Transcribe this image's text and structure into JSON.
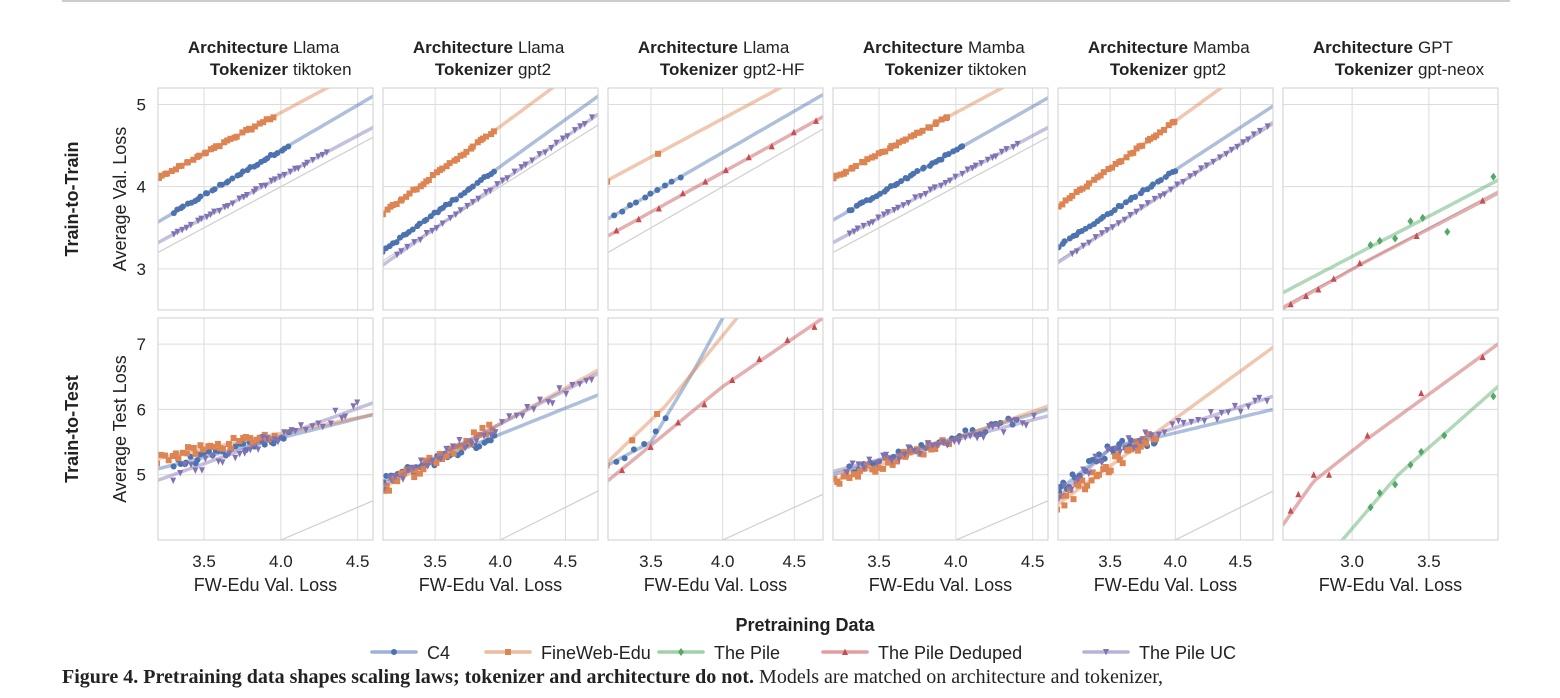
{
  "chart_data": {
    "type": "scatter",
    "rows": [
      {
        "label": "Train-to-Train",
        "ylabel": "Average Val. Loss",
        "ylim": [
          2.5,
          5.2
        ],
        "yticks": [
          3,
          4,
          5
        ]
      },
      {
        "label": "Train-to-Test",
        "ylabel": "Average Test Loss",
        "ylim": [
          4.0,
          7.4
        ],
        "yticks": [
          5,
          6,
          7
        ]
      }
    ],
    "xlabel": "FW-Edu Val. Loss",
    "legend_title": "Pretraining Data",
    "legend_position": "bottom",
    "grid": true,
    "series_styles": [
      {
        "name": "C4",
        "color": "#4c72b0",
        "marker": "circle"
      },
      {
        "name": "FineWeb-Edu",
        "color": "#dd8452",
        "marker": "square"
      },
      {
        "name": "The Pile",
        "color": "#55a868",
        "marker": "diamond"
      },
      {
        "name": "The Pile Deduped",
        "color": "#c44e52",
        "marker": "triangle-up"
      },
      {
        "name": "The Pile UC",
        "color": "#8172b3",
        "marker": "triangle-down"
      }
    ],
    "panels": [
      {
        "arch_label": "Architecture",
        "arch": "Llama",
        "tok_label": "Tokenizer",
        "tok": "tiktoken",
        "xlim": [
          3.2,
          4.6
        ],
        "xticks": [
          "3.5",
          "4.0",
          "4.5"
        ],
        "train": [
          {
            "series": "C4",
            "x0": 3.3,
            "x1": 4.05,
            "fit": [
              [
                3.3,
                3.68
              ],
              [
                4.6,
                5.1
              ]
            ]
          },
          {
            "series": "FineWeb-Edu",
            "x0": 3.2,
            "x1": 3.95,
            "fit": [
              [
                3.2,
                4.1
              ],
              [
                4.3,
                5.2
              ]
            ]
          },
          {
            "series": "The Pile UC",
            "x0": 3.3,
            "x1": 4.3,
            "fit": [
              [
                3.3,
                3.42
              ],
              [
                4.6,
                4.72
              ]
            ]
          }
        ],
        "test": [
          {
            "series": "C4",
            "x0": 3.3,
            "x1": 4.05,
            "fit": [
              [
                3.3,
                5.15
              ],
              [
                4.6,
                5.92
              ]
            ],
            "noise": 0.07
          },
          {
            "series": "FineWeb-Edu",
            "x0": 3.2,
            "x1": 3.95,
            "fit": [
              [
                3.2,
                5.25
              ],
              [
                4.6,
                5.92
              ]
            ],
            "noise": 0.08
          },
          {
            "series": "The Pile UC",
            "x0": 3.3,
            "x1": 4.5,
            "fit": [
              [
                3.3,
                5.0
              ],
              [
                4.6,
                6.1
              ]
            ],
            "noise": 0.1
          }
        ]
      },
      {
        "arch_label": "Architecture",
        "arch": "Llama",
        "tok_label": "Tokenizer",
        "tok": "gpt2",
        "xlim": [
          3.1,
          4.75
        ],
        "xticks": [
          "3.5",
          "4.0",
          "4.5"
        ],
        "train": [
          {
            "series": "C4",
            "x0": 3.1,
            "x1": 3.95,
            "fit": [
              [
                3.1,
                3.22
              ],
              [
                4.75,
                5.1
              ]
            ]
          },
          {
            "series": "FineWeb-Edu",
            "x0": 3.1,
            "x1": 3.95,
            "fit": [
              [
                3.1,
                3.68
              ],
              [
                4.4,
                5.2
              ]
            ]
          },
          {
            "series": "The Pile UC",
            "x0": 3.2,
            "x1": 4.7,
            "fit": [
              [
                3.2,
                3.16
              ],
              [
                4.75,
                4.88
              ]
            ]
          }
        ],
        "test": [
          {
            "series": "C4",
            "x0": 3.1,
            "x1": 3.95,
            "fit": [
              [
                3.1,
                4.9
              ],
              [
                4.75,
                6.22
              ]
            ],
            "noise": 0.08
          },
          {
            "series": "FineWeb-Edu",
            "x0": 3.1,
            "x1": 3.95,
            "fit": [
              [
                3.1,
                4.8
              ],
              [
                4.75,
                6.6
              ]
            ],
            "noise": 0.1
          },
          {
            "series": "The Pile UC",
            "x0": 3.1,
            "x1": 4.7,
            "fit": [
              [
                3.1,
                4.85
              ],
              [
                4.75,
                6.55
              ]
            ],
            "noise": 0.1
          }
        ]
      },
      {
        "arch_label": "Architecture",
        "arch": "Llama",
        "tok_label": "Tokenizer",
        "tok": "gpt2-HF",
        "xlim": [
          3.2,
          4.7
        ],
        "xticks": [
          "3.5",
          "4.0",
          "4.5"
        ],
        "train": [
          {
            "series": "C4",
            "x0": 3.25,
            "x1": 3.7,
            "n": 10,
            "fit": [
              [
                3.25,
                3.66
              ],
              [
                4.7,
                5.12
              ]
            ]
          },
          {
            "series": "FineWeb-Edu",
            "x0": 3.2,
            "x1": 3.55,
            "n": 2,
            "fit": [
              [
                3.2,
                4.08
              ],
              [
                4.4,
                5.2
              ]
            ]
          },
          {
            "series": "The Pile Deduped",
            "x0": 3.25,
            "x1": 4.65,
            "n": 10,
            "fit": [
              [
                3.25,
                3.45
              ],
              [
                4.7,
                4.85
              ]
            ]
          }
        ],
        "test": [
          {
            "series": "C4",
            "x0": 3.25,
            "x1": 3.6,
            "n": 6,
            "fit": [
              [
                3.2,
                5.15
              ],
              [
                3.5,
                5.5
              ],
              [
                3.8,
                6.6
              ],
              [
                4.0,
                7.4
              ]
            ],
            "noise": 0.05
          },
          {
            "series": "FineWeb-Edu",
            "x0": 3.2,
            "x1": 3.55,
            "n": 3,
            "fit": [
              [
                3.2,
                5.2
              ],
              [
                3.6,
                6.05
              ],
              [
                4.1,
                7.4
              ]
            ],
            "noise": 0.05
          },
          {
            "series": "The Pile Deduped",
            "x0": 3.3,
            "x1": 4.65,
            "n": 8,
            "fit": [
              [
                3.25,
                5.0
              ],
              [
                4.0,
                6.35
              ],
              [
                4.7,
                7.4
              ]
            ],
            "noise": 0.05
          }
        ]
      },
      {
        "arch_label": "Architecture",
        "arch": "Mamba",
        "tok_label": "Tokenizer",
        "tok": "tiktoken",
        "xlim": [
          3.2,
          4.6
        ],
        "xticks": [
          "3.5",
          "4.0",
          "4.5"
        ],
        "train": [
          {
            "series": "C4",
            "x0": 3.3,
            "x1": 4.05,
            "fit": [
              [
                3.3,
                3.7
              ],
              [
                4.6,
                5.08
              ]
            ]
          },
          {
            "series": "FineWeb-Edu",
            "x0": 3.2,
            "x1": 3.95,
            "fit": [
              [
                3.2,
                4.1
              ],
              [
                4.3,
                5.2
              ]
            ]
          },
          {
            "series": "The Pile UC",
            "x0": 3.3,
            "x1": 4.4,
            "fit": [
              [
                3.3,
                3.42
              ],
              [
                4.6,
                4.72
              ]
            ]
          }
        ],
        "test": [
          {
            "series": "C4",
            "x0": 3.3,
            "x1": 4.4,
            "fit": [
              [
                3.2,
                5.0
              ],
              [
                4.6,
                6.0
              ]
            ],
            "noise": 0.07
          },
          {
            "series": "FineWeb-Edu",
            "x0": 3.2,
            "x1": 3.95,
            "fit": [
              [
                3.2,
                4.9
              ],
              [
                4.6,
                6.05
              ]
            ],
            "noise": 0.08
          },
          {
            "series": "The Pile UC",
            "x0": 3.3,
            "x1": 4.5,
            "fit": [
              [
                3.2,
                5.05
              ],
              [
                4.6,
                5.9
              ]
            ],
            "noise": 0.08
          }
        ]
      },
      {
        "arch_label": "Architecture",
        "arch": "Mamba",
        "tok_label": "Tokenizer",
        "tok": "gpt2",
        "xlim": [
          3.1,
          4.75
        ],
        "xticks": [
          "3.5",
          "4.0",
          "4.5"
        ],
        "train": [
          {
            "series": "C4",
            "x0": 3.1,
            "x1": 4.0,
            "fit": [
              [
                3.1,
                3.27
              ],
              [
                4.75,
                4.98
              ]
            ]
          },
          {
            "series": "FineWeb-Edu",
            "x0": 3.1,
            "x1": 4.0,
            "fit": [
              [
                3.1,
                3.76
              ],
              [
                4.35,
                5.2
              ]
            ]
          },
          {
            "series": "The Pile UC",
            "x0": 3.2,
            "x1": 4.7,
            "fit": [
              [
                3.2,
                3.18
              ],
              [
                4.75,
                4.78
              ]
            ]
          }
        ],
        "test": [
          {
            "series": "C4",
            "x0": 3.1,
            "x1": 3.85,
            "fit": [
              [
                3.1,
                4.75
              ],
              [
                3.5,
                5.4
              ],
              [
                4.75,
                6.0
              ]
            ],
            "noise": 0.1
          },
          {
            "series": "FineWeb-Edu",
            "x0": 3.1,
            "x1": 3.85,
            "fit": [
              [
                3.1,
                4.55
              ],
              [
                4.75,
                6.95
              ]
            ],
            "noise": 0.1
          },
          {
            "series": "The Pile UC",
            "x0": 3.1,
            "x1": 4.7,
            "fit": [
              [
                3.1,
                4.65
              ],
              [
                3.5,
                5.4
              ],
              [
                4.75,
                6.2
              ]
            ],
            "noise": 0.1
          }
        ]
      },
      {
        "arch_label": "Architecture",
        "arch": "GPT",
        "tok_label": "Tokenizer",
        "tok": "gpt-neox",
        "xlim": [
          2.55,
          3.95
        ],
        "xticks": [
          "3.0",
          "3.5"
        ],
        "train": [
          {
            "series": "The Pile",
            "pts": [
              [
                3.12,
                3.29
              ],
              [
                3.18,
                3.34
              ],
              [
                3.28,
                3.37
              ],
              [
                3.38,
                3.58
              ],
              [
                3.46,
                3.62
              ],
              [
                3.62,
                3.45
              ],
              [
                3.92,
                4.12
              ]
            ],
            "fit": [
              [
                3.05,
                3.2
              ],
              [
                3.95,
                4.08
              ]
            ]
          },
          {
            "series": "The Pile Deduped",
            "pts": [
              [
                2.6,
                2.57
              ],
              [
                2.7,
                2.67
              ],
              [
                2.78,
                2.75
              ],
              [
                2.88,
                2.88
              ],
              [
                3.05,
                3.07
              ],
              [
                3.42,
                3.4
              ],
              [
                3.85,
                3.83
              ]
            ],
            "fit": [
              [
                2.55,
                2.52
              ],
              [
                3.1,
                3.1
              ],
              [
                3.95,
                3.92
              ]
            ]
          }
        ],
        "test": [
          {
            "series": "The Pile",
            "pts": [
              [
                3.12,
                4.5
              ],
              [
                3.18,
                4.72
              ],
              [
                3.28,
                4.85
              ],
              [
                3.38,
                5.15
              ],
              [
                3.45,
                5.35
              ],
              [
                3.6,
                5.6
              ],
              [
                3.92,
                6.2
              ]
            ],
            "fit": [
              [
                3.1,
                4.45
              ],
              [
                3.3,
                5.0
              ],
              [
                3.95,
                6.35
              ]
            ]
          },
          {
            "series": "The Pile Deduped",
            "pts": [
              [
                2.6,
                4.45
              ],
              [
                2.65,
                4.7
              ],
              [
                2.75,
                5.0
              ],
              [
                2.85,
                5.0
              ],
              [
                3.1,
                5.6
              ],
              [
                3.45,
                6.25
              ],
              [
                3.85,
                6.8
              ]
            ],
            "fit": [
              [
                2.6,
                4.4
              ],
              [
                2.75,
                4.9
              ],
              [
                3.1,
                5.55
              ],
              [
                3.95,
                7.0
              ]
            ]
          }
        ]
      }
    ]
  },
  "caption": {
    "prefix": "Figure 4.",
    "bold": "Pretraining data shapes scaling laws; tokenizer and architecture do not.",
    "text": "Models are matched on architecture and tokenizer,"
  }
}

┄┄┄┄┄┄┄┄┄┄

Find the lines containing "Pretraining" and pull them out.

| Task response |
    "legend_title": "Pretraining Data",
    "bold": "Pretraining data shapes scaling laws; tokenizer and architecture do not.",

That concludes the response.